▸ **MATERIAL FOR THIS EXERCISE**:
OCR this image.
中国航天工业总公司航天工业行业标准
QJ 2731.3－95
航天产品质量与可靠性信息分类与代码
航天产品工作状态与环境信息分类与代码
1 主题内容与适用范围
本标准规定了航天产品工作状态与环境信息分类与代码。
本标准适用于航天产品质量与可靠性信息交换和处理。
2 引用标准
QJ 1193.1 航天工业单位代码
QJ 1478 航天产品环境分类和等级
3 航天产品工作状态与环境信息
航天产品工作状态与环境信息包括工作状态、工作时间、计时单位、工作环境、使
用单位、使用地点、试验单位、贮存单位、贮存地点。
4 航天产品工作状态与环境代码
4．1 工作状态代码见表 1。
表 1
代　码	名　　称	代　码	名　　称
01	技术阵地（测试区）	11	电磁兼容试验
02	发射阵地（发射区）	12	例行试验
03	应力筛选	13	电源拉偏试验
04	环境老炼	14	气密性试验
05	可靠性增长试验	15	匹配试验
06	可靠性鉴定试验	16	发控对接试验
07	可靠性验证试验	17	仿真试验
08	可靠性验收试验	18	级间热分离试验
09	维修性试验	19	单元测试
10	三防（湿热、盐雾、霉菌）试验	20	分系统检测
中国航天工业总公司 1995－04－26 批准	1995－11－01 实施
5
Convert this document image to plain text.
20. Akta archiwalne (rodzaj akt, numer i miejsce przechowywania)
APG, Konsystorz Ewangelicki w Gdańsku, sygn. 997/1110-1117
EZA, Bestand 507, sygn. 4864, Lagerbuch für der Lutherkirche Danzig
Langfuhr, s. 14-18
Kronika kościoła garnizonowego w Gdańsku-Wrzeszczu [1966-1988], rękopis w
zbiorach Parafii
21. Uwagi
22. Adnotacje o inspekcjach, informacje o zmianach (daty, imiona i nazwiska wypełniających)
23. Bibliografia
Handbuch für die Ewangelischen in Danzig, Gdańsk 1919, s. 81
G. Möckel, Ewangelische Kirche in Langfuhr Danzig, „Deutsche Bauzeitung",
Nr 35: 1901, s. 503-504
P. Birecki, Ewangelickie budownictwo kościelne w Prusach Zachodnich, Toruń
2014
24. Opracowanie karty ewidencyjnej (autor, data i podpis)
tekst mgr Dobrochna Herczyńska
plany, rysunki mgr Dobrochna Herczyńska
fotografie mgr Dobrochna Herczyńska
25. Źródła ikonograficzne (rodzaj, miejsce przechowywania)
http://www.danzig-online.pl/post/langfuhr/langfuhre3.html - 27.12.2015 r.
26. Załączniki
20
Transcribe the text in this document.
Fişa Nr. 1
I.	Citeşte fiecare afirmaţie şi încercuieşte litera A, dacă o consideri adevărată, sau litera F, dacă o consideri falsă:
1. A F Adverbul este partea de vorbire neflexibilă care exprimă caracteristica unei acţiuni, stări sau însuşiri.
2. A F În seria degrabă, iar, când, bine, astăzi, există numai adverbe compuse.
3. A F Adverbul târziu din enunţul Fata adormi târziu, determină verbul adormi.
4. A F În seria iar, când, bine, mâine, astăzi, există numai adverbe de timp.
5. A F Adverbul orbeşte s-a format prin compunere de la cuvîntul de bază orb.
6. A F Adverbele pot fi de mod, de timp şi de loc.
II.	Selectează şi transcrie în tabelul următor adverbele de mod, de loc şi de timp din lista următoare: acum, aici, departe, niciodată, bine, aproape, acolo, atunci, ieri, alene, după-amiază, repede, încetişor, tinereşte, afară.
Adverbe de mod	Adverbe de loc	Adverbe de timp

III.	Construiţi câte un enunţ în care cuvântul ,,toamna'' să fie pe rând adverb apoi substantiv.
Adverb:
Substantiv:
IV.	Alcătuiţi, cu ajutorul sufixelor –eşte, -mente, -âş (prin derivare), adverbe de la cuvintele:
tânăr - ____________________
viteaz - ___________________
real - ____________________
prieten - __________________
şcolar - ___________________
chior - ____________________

▸ **WHAT NEEDS TO BE DONE**: Scan the material and collect every line that contains "când".

▸ **FULL RESPONSE**:
2. A F În seria degrabă, iar, când, bine, astăzi, există numai adverbe compuse.
4. A F În seria iar, când, bine, mâine, astăzi, există numai adverbe de timp.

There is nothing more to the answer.